### [Given records]
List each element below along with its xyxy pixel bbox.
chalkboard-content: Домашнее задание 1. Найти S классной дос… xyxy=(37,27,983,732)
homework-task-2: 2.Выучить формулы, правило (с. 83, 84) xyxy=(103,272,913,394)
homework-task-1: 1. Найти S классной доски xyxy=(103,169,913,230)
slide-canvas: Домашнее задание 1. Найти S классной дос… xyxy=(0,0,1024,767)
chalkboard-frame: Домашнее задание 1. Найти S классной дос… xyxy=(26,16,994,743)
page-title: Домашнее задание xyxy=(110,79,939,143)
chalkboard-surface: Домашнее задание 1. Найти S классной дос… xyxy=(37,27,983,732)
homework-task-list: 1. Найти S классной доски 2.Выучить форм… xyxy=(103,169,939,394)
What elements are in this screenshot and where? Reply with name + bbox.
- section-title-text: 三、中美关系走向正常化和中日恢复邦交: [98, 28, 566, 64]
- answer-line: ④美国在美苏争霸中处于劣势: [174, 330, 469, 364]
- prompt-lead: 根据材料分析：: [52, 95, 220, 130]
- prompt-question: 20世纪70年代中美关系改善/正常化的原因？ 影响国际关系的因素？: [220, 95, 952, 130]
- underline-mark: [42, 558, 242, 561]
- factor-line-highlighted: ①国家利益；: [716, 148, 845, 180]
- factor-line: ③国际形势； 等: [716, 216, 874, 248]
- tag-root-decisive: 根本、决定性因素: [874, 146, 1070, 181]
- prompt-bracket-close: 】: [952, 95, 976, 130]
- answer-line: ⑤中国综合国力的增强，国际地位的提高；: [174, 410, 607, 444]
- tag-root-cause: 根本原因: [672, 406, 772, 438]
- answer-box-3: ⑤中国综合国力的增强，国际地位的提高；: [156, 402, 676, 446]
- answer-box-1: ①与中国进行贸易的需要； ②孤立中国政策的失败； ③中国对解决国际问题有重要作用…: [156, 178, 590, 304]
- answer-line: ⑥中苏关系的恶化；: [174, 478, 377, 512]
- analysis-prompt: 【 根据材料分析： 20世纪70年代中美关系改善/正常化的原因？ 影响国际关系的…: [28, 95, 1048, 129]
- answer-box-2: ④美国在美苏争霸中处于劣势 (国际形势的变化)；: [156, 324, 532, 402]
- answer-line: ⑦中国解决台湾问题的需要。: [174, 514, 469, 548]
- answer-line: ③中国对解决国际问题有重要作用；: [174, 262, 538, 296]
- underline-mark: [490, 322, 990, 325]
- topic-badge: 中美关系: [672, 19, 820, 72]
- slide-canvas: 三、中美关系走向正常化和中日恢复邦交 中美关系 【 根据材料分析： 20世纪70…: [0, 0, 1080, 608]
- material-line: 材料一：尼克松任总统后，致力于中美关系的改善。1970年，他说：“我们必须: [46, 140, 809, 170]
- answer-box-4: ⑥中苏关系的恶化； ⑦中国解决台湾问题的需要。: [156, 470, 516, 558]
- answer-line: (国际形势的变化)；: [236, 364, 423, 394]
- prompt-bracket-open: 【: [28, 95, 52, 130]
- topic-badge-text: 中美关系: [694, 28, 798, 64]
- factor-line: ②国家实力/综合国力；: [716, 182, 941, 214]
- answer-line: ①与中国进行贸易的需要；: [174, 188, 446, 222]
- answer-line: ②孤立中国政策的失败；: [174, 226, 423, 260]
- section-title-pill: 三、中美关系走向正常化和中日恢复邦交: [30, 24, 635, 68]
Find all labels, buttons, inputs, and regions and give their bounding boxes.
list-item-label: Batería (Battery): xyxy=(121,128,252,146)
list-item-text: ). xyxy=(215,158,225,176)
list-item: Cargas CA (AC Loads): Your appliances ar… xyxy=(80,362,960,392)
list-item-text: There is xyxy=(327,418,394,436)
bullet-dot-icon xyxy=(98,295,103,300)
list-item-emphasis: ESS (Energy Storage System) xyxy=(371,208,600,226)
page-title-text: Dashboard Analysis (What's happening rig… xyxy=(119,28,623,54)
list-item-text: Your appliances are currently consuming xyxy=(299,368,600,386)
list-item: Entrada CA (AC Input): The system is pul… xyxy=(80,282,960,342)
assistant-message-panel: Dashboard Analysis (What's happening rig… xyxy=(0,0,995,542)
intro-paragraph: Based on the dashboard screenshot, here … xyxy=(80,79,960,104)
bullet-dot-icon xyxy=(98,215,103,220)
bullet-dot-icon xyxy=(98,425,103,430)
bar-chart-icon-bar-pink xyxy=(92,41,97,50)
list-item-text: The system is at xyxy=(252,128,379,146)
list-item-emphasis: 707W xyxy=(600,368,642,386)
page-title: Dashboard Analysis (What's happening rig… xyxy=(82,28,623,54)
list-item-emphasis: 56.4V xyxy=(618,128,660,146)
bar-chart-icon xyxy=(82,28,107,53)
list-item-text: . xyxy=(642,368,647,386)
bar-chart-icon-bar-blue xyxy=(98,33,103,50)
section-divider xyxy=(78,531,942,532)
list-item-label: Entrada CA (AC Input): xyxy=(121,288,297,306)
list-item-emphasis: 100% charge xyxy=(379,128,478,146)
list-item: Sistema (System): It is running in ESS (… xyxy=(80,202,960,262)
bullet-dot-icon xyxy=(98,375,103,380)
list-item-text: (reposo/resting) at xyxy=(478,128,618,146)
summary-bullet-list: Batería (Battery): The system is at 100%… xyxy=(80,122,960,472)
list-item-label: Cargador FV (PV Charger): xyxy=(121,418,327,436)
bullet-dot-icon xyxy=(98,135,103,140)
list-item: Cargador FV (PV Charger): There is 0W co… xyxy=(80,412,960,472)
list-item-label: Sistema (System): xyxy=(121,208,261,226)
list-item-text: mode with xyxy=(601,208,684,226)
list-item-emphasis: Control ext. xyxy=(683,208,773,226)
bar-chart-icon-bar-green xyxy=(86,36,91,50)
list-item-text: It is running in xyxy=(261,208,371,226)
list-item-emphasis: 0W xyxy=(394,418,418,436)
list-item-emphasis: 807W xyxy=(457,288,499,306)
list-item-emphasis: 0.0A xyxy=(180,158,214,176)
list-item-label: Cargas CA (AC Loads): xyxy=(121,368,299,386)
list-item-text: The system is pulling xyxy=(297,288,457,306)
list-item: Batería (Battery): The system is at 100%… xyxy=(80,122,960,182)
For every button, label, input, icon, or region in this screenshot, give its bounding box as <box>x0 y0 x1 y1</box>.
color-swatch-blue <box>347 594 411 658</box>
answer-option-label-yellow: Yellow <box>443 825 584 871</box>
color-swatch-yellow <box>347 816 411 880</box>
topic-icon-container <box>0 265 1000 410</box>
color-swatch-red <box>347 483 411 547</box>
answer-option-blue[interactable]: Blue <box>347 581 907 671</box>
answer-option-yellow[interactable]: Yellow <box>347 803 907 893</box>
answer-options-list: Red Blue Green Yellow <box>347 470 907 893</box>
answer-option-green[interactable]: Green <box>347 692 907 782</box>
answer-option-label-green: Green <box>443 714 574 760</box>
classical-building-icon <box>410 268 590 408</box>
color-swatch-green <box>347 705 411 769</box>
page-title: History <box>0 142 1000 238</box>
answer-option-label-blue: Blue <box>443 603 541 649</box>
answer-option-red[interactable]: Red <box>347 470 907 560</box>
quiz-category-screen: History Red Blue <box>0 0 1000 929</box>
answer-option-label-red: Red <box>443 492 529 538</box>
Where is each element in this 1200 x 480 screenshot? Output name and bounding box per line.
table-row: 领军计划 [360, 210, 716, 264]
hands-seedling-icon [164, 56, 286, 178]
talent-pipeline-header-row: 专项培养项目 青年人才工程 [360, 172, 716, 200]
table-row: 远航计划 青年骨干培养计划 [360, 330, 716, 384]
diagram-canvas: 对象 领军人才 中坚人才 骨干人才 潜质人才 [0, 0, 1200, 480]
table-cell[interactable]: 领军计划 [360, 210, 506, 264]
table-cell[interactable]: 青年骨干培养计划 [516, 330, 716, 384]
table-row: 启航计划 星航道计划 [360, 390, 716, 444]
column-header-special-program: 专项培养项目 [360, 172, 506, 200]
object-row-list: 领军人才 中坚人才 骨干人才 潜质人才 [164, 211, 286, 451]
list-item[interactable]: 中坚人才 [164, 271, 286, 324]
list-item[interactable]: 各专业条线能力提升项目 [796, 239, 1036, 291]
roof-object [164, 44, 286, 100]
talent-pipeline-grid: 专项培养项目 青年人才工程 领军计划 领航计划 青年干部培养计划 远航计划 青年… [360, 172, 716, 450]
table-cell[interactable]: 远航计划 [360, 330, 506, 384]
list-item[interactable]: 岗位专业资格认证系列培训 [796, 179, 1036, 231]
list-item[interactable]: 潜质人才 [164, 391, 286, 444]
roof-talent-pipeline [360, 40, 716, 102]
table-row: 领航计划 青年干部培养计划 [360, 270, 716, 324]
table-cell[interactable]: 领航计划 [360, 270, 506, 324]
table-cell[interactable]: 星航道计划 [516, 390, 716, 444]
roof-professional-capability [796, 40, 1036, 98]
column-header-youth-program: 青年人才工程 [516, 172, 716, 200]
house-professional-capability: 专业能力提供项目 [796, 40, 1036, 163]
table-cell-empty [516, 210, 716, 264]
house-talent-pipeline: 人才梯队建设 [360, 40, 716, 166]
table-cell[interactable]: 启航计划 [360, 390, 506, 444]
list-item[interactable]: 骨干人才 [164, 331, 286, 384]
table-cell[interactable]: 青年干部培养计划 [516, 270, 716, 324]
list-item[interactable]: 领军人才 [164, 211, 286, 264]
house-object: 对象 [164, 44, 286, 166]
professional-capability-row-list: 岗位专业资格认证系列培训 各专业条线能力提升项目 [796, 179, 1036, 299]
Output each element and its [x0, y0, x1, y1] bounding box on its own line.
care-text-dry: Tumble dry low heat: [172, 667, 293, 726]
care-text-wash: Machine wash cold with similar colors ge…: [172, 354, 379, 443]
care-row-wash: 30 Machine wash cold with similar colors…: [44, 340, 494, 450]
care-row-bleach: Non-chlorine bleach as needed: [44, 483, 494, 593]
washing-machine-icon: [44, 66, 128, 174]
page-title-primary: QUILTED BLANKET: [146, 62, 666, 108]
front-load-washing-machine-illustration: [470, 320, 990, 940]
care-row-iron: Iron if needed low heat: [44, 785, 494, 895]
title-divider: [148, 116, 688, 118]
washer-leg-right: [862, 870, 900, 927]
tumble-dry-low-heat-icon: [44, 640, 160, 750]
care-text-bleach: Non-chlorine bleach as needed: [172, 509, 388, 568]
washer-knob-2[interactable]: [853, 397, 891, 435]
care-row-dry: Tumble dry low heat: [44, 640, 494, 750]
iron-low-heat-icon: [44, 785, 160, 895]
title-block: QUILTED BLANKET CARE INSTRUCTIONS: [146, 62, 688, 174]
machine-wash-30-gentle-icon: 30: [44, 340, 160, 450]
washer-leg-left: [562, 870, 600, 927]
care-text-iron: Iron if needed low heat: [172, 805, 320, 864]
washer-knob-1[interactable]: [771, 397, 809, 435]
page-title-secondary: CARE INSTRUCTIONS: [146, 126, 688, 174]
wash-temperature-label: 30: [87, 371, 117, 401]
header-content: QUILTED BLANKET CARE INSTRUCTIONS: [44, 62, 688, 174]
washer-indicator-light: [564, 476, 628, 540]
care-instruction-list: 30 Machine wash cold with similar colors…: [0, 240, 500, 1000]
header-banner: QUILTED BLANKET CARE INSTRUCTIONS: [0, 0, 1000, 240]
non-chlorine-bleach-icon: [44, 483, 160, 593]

### [Your objective]
Please copy the listing above word for word, from its first line up to and including the line containing "homework-task-1: 1. Найти".

### [Exercise output]
List each element below along with its xyxy pixel bbox.
chalkboard-content: Домашнее задание 1. Найти S классной дос… xyxy=(37,27,983,732)
homework-task-2: 2.Выучить формулы, правило (с. 83, 84) xyxy=(103,272,913,394)
homework-task-1: 1. Найти S классной доски xyxy=(103,169,913,230)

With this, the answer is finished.